** BEGIN LISTED ENTRIES **

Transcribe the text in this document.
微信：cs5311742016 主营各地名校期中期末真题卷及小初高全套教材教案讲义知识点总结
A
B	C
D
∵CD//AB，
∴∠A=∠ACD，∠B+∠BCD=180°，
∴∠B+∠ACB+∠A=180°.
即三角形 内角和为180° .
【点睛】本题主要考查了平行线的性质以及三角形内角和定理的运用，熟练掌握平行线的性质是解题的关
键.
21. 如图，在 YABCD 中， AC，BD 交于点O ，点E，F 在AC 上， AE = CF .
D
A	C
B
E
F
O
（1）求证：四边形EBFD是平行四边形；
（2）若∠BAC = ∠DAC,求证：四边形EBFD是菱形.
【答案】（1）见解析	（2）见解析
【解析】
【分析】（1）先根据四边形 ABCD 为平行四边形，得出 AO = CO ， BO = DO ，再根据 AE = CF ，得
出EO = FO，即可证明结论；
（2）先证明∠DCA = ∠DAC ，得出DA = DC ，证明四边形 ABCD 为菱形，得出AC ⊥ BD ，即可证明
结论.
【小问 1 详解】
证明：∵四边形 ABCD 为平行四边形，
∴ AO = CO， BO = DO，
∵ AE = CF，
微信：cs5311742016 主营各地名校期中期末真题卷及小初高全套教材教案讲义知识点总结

** END LISTED ENTRIES **

*EXERCISE INSTRUCTIONS*. Write out every entry above, word for word.

*COMPLETE ANSWER*.
Transcribe the text in this document.
微信：cs5311742016 主营各地名校期中期末真题卷及小初高全套教材教案讲义知识点总结
A
B	C
D
∵CD//AB，
∴∠A=∠ACD，∠B+∠BCD=180°，
∴∠B+∠ACB+∠A=180°.
即三角形 内角和为180° .
【点睛】本题主要考查了平行线的性质以及三角形内角和定理的运用，熟练掌握平行线的性质是解题的关
键.
21. 如图，在 YABCD 中， AC，BD 交于点O ，点E，F 在AC 上， AE = CF .
D
A	C
B
E
F
O
（1）求证：四边形EBFD是平行四边形；
（2）若∠BAC = ∠DAC,求证：四边形EBFD是菱形.
【答案】（1）见解析	（2）见解析
【解析】
【分析】（1）先根据四边形 ABCD 为平行四边形，得出 AO = CO ， BO = DO ，再根据 AE = CF ，得
出EO = FO，即可证明结论；
（2）先证明∠DCA = ∠DAC ，得出DA = DC ，证明四边形 ABCD 为菱形，得出AC ⊥ BD ，即可证明
结论.
【小问 1 详解】
证明：∵四边形 ABCD 为平行四边形，
∴ AO = CO， BO = DO，
∵ AE = CF，
微信：cs5311742016 主营各地名校期中期末真题卷及小初高全套教材教案讲义知识点总结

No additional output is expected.